Direction:
Say how many lines of these entries include the word "Charges", and answer with the number alone.

───── Input records ─────

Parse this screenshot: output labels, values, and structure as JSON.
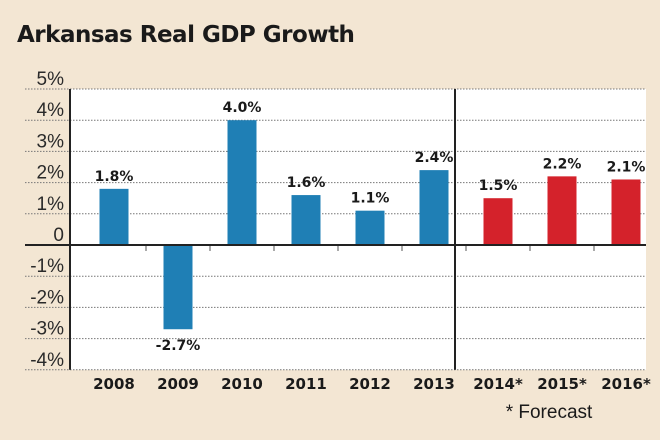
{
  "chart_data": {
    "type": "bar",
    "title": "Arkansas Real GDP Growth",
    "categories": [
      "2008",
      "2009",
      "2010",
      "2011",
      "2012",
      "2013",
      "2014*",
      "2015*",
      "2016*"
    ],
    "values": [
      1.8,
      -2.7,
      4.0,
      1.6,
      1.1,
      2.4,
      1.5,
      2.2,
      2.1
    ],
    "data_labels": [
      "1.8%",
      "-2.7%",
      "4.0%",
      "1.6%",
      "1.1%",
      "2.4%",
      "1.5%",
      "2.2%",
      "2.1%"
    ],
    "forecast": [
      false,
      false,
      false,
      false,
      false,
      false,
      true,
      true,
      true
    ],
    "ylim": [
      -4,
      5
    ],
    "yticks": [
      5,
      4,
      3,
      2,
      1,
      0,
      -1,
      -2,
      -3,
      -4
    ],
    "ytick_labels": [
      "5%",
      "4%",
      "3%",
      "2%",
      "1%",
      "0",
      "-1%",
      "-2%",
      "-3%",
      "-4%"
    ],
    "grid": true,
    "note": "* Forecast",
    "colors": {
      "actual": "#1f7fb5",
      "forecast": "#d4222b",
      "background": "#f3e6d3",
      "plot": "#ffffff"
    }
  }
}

─────
───── Input records ─────

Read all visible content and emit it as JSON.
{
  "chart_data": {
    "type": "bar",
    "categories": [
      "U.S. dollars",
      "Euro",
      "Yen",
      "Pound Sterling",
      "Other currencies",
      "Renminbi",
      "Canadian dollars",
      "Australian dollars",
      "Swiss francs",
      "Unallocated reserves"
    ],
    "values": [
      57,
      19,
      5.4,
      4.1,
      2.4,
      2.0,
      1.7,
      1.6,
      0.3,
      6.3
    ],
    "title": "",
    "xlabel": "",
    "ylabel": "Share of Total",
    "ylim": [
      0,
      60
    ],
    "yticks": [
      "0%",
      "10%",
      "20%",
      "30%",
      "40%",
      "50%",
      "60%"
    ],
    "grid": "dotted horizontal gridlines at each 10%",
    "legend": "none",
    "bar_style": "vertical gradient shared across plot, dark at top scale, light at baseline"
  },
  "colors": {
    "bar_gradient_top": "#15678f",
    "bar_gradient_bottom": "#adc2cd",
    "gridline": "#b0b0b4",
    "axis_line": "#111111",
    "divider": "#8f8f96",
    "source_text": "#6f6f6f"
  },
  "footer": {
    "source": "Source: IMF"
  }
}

─────
───── Input records ─────

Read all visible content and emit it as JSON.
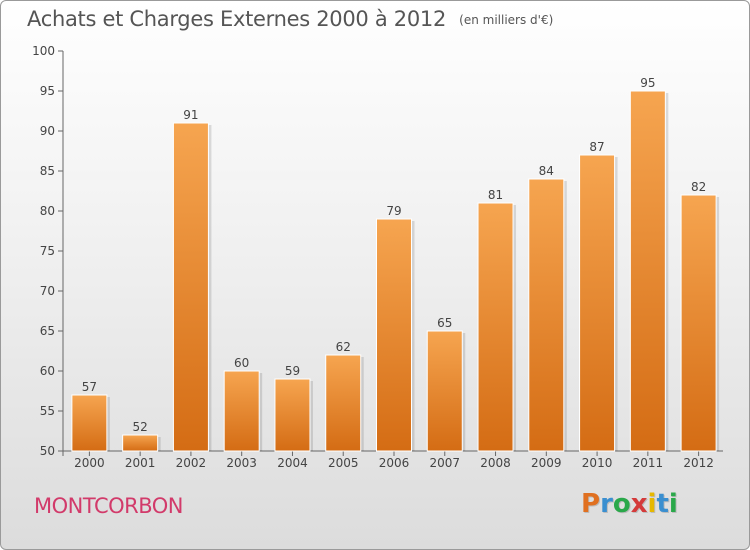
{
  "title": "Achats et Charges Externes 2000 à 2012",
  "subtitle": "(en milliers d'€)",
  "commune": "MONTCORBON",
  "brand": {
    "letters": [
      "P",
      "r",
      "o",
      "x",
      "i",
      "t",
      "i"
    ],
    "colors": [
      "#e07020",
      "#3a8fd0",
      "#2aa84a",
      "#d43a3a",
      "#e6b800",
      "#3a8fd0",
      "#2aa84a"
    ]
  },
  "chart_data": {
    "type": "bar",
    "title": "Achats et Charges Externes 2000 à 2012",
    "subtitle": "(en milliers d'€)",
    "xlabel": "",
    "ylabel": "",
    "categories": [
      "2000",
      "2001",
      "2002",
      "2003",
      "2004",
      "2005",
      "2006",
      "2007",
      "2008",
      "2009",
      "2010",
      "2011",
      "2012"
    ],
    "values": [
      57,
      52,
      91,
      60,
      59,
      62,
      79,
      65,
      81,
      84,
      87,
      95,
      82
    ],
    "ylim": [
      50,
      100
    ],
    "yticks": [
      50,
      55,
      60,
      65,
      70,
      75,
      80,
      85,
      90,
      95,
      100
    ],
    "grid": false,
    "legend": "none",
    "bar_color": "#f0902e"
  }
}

─────

Output of the task:
2